Can you reproduce the fashion ecommerce piece starting at "1. What’s behind" and ending at "in this analysis.", renaming "screen" to "display" everywhere in that span?

> **Source text**

-- Start --

Markets by Grant | Personalized Fashion Ecommerce

Grant Demeter
11 min readAug 9, 2021

Hello and welcome to another issue of Markets by Grant. With great boldness, I have selected a space which seemingly everyone has an intimate take on. We’ve all spent countless hours online looking for the perfect pair of what-have-you’s, and we’ve all developed our own well-worn paths to purchase — our own systems and shortcuts. Fashion ecommerce players are working to keep pace with the growing sophistication of ‘us’, but it’s a lot of work.

Before I complicate things, let me simplify. The job of the e-tailer is to optimize three things:

  1. What’s behind the screen
  2. Who’s in front of the screen
  3. The screen itself

…Behind the screen we have product design, supply chain, and other core business ops. And it’s up to marketing, advertising, and branding to get the right people in front of the screen. The screen itself, of course, is the critical interface where it all comes together: it’s what unites the customer and the product. It’s up to the screen to convert products from ideas into sales, and to convert people from leads into customers. This is the fundamental competency of ecommerce today, and it’s what I’m going to zoom in on in this analysis.

-- End --

> **Extracted material**
-- Start --

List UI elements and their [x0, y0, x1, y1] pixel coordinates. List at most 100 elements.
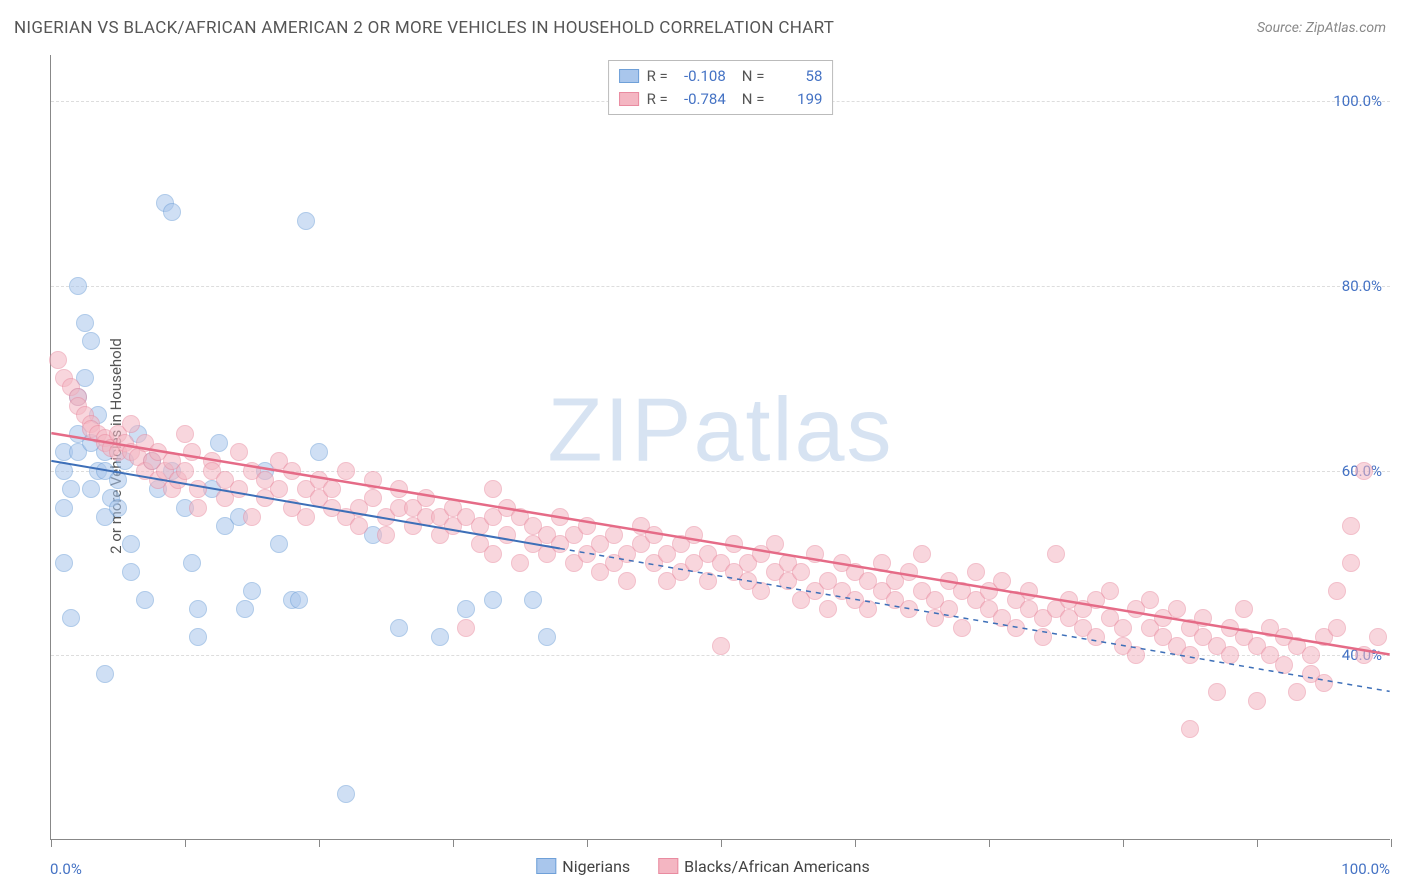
scatter-point: [122, 415, 140, 433]
scatter-point: [1342, 517, 1360, 535]
scatter-point: [1114, 619, 1132, 637]
scatter-point: [457, 600, 475, 618]
scatter-point: [1328, 582, 1346, 600]
x-axis-min-label: 0.0%: [50, 860, 82, 878]
scatter-point: [645, 526, 663, 544]
scatter-point: [1101, 582, 1119, 600]
scatter-point: [122, 563, 140, 581]
scatter-point: [618, 572, 636, 590]
scatter-point: [900, 600, 918, 618]
scatter-point: [967, 563, 985, 581]
x-tick: [453, 839, 454, 847]
stat-label-r: R =: [647, 65, 668, 88]
scatter-point: [1328, 619, 1346, 637]
scatter-point: [1181, 720, 1199, 738]
scatter-point: [55, 462, 73, 480]
scatter-point: [62, 480, 80, 498]
scatter-point: [457, 619, 475, 637]
scatter-point: [270, 535, 288, 553]
scatter-point: [55, 499, 73, 517]
scatter-point: [270, 480, 288, 498]
scatter-point: [1248, 692, 1266, 710]
scatter-point: [873, 554, 891, 572]
scatter-point: [1181, 646, 1199, 664]
scatter-point: [484, 591, 502, 609]
stat-value-r1: -0.108: [676, 65, 726, 88]
scatter-point: [69, 277, 87, 295]
stats-row-1: R = -0.108 N = 58: [619, 65, 823, 88]
scatter-point: [712, 637, 730, 655]
x-tick: [1391, 839, 1392, 847]
scatter-point: [136, 591, 154, 609]
scatter-point: [524, 591, 542, 609]
scatter-point: [859, 600, 877, 618]
chart-title: NIGERIAN VS BLACK/AFRICAN AMERICAN 2 OR …: [14, 18, 834, 38]
legend-item-2: Blacks/African Americans: [658, 857, 870, 876]
scatter-point: [236, 600, 254, 618]
stat-value-n1: 58: [772, 65, 822, 88]
scatter-point: [1302, 646, 1320, 664]
scatter-point: [1235, 600, 1253, 618]
y-tick-label: 80.0%: [1342, 277, 1382, 295]
legend-item-1: Nigerians: [536, 857, 630, 876]
stat-value-n2: 199: [772, 88, 822, 111]
scatter-point: [163, 203, 181, 221]
stat-label-n: N =: [742, 88, 765, 111]
scatter-point: [806, 545, 824, 563]
scatter-point: [913, 545, 931, 563]
swatch-icon: [536, 858, 556, 874]
scatter-point: [283, 462, 301, 480]
scatter-point: [183, 443, 201, 461]
scatter-point: [605, 526, 623, 544]
scatter-point: [940, 600, 958, 618]
x-tick: [185, 839, 186, 847]
scatter-point: [364, 489, 382, 507]
scatter-point: [76, 314, 94, 332]
legend-label-2: Blacks/African Americans: [684, 857, 870, 876]
scatter-point: [1087, 628, 1105, 646]
watermark: ZIPatlas: [547, 380, 893, 483]
scatter-point: [122, 535, 140, 553]
scatter-point: [725, 535, 743, 553]
scatter-point: [82, 480, 100, 498]
scatter-point: [109, 499, 127, 517]
stat-label-n: N =: [742, 65, 765, 88]
scatter-point: [62, 609, 80, 627]
scatter-point: [1342, 554, 1360, 572]
scatter-point: [953, 619, 971, 637]
scatter-point: [337, 785, 355, 803]
x-tick: [1257, 839, 1258, 847]
scatter-point: [766, 535, 784, 553]
scatter-point: [230, 480, 248, 498]
scatter-point: [337, 462, 355, 480]
scatter-point: [176, 425, 194, 443]
swatch-icon: [619, 69, 639, 83]
scatter-point: [297, 212, 315, 230]
scatter-point: [1034, 628, 1052, 646]
scatter-point: [417, 489, 435, 507]
scatter-point: [685, 526, 703, 544]
scatter-point: [189, 628, 207, 646]
x-tick: [51, 839, 52, 847]
scatter-point: [1194, 609, 1212, 627]
scatter-point: [1355, 646, 1373, 664]
scatter-point: [511, 554, 529, 572]
gridline: [51, 286, 1390, 287]
scatter-point: [819, 600, 837, 618]
x-tick: [855, 839, 856, 847]
scatter-point: [55, 554, 73, 572]
y-tick-label: 100.0%: [1333, 92, 1382, 110]
swatch-icon: [619, 92, 639, 106]
scatter-point: [1168, 600, 1186, 618]
scatter-point: [1369, 628, 1387, 646]
scatter-point: [498, 526, 516, 544]
scatter-point: [350, 517, 368, 535]
scatter-point: [243, 508, 261, 526]
scatter-point: [323, 480, 341, 498]
scatter-point: [189, 480, 207, 498]
scatter-point: [900, 563, 918, 581]
scatter-point: [176, 462, 194, 480]
scatter-point: [1288, 683, 1306, 701]
stats-row-2: R = -0.784 N = 199: [619, 88, 823, 111]
x-axis-max-label: 100.0%: [1341, 860, 1390, 878]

-- End --

> **Written response**
1. What’s behind the display
  2. Who’s in front of the display
  3. The display itself

…Behind the display we have product design, supply chain, and other core business ops. And it’s up to marketing, advertising, and branding to get the right people in front of the display. The display itself, of course, is the critical interface where it all comes together: it’s what unites the customer and the product. It’s up to the display to convert products from ideas into sales, and to convert people from leads into customers. This is the fundamental competency of ecommerce today, and it’s what I’m going to zoom in on in this analysis.